Goal: Below is a set of records; print all of them exactly as written.

=-=-=

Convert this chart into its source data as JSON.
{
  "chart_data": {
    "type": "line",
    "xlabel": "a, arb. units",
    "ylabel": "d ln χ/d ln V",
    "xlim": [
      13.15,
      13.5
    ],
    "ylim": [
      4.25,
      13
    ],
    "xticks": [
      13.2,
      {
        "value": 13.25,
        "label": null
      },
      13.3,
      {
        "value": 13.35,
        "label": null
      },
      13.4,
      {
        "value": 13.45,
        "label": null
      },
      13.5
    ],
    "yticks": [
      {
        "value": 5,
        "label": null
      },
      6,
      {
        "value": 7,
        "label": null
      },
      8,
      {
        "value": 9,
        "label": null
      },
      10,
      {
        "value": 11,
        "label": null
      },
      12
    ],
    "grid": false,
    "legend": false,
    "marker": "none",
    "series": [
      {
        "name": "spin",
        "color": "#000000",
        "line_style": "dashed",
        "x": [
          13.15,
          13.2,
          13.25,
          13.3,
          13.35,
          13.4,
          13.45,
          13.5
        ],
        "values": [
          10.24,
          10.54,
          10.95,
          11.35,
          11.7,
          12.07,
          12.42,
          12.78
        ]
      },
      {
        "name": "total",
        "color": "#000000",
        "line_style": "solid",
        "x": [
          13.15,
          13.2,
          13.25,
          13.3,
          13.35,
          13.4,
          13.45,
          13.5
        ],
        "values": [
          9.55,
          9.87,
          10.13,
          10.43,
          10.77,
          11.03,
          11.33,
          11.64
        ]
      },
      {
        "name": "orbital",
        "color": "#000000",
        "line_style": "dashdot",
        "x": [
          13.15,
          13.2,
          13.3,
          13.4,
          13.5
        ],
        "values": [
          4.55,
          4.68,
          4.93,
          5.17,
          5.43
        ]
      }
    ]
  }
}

=-=-=

Solution:
Convert this chart into its source data as JSON.
{
  "chart_data": {
    "type": "line",
    "xlabel": "a, arb. units",
    "ylabel": "d ln χ/d ln V",
    "xlim": [
      13.15,
      13.5
    ],
    "ylim": [
      4.25,
      13
    ],
    "xticks": [
      13.2,
      {
        "value": 13.25,
        "label": null
      },
      13.3,
      {
        "value": 13.35,
        "label": null
      },
      13.4,
      {
        "value": 13.45,
        "label": null
      },
      13.5
    ],
    "yticks": [
      {
        "value": 5,
        "label": null
      },
      6,
      {
        "value": 7,
        "label": null
      },
      8,
      {
        "value": 9,
        "label": null
      },
      10,
      {
        "value": 11,
        "label": null
      },
      12
    ],
    "grid": false,
    "legend": false,
    "marker": "none",
    "series": [
      {
        "name": "spin",
        "color": "#000000",
        "line_style": "dashed",
        "x": [
          13.15,
          13.2,
          13.25,
          13.3,
          13.35,
          13.4,
          13.45,
          13.5
        ],
        "values": [
          10.24,
          10.54,
          10.95,
          11.35,
          11.7,
          12.07,
          12.42,
          12.78
        ]
      },
      {
        "name": "total",
        "color": "#000000",
        "line_style": "solid",
        "x": [
          13.15,
          13.2,
          13.25,
          13.3,
          13.35,
          13.4,
          13.45,
          13.5
        ],
        "values": [
          9.55,
          9.87,
          10.13,
          10.43,
          10.77,
          11.03,
          11.33,
          11.64
        ]
      },
      {
        "name": "orbital",
        "color": "#000000",
        "line_style": "dashdot",
        "x": [
          13.15,
          13.2,
          13.3,
          13.4,
          13.5
        ],
        "values": [
          4.55,
          4.68,
          4.93,
          5.17,
          5.43
        ]
      }
    ]
  }
}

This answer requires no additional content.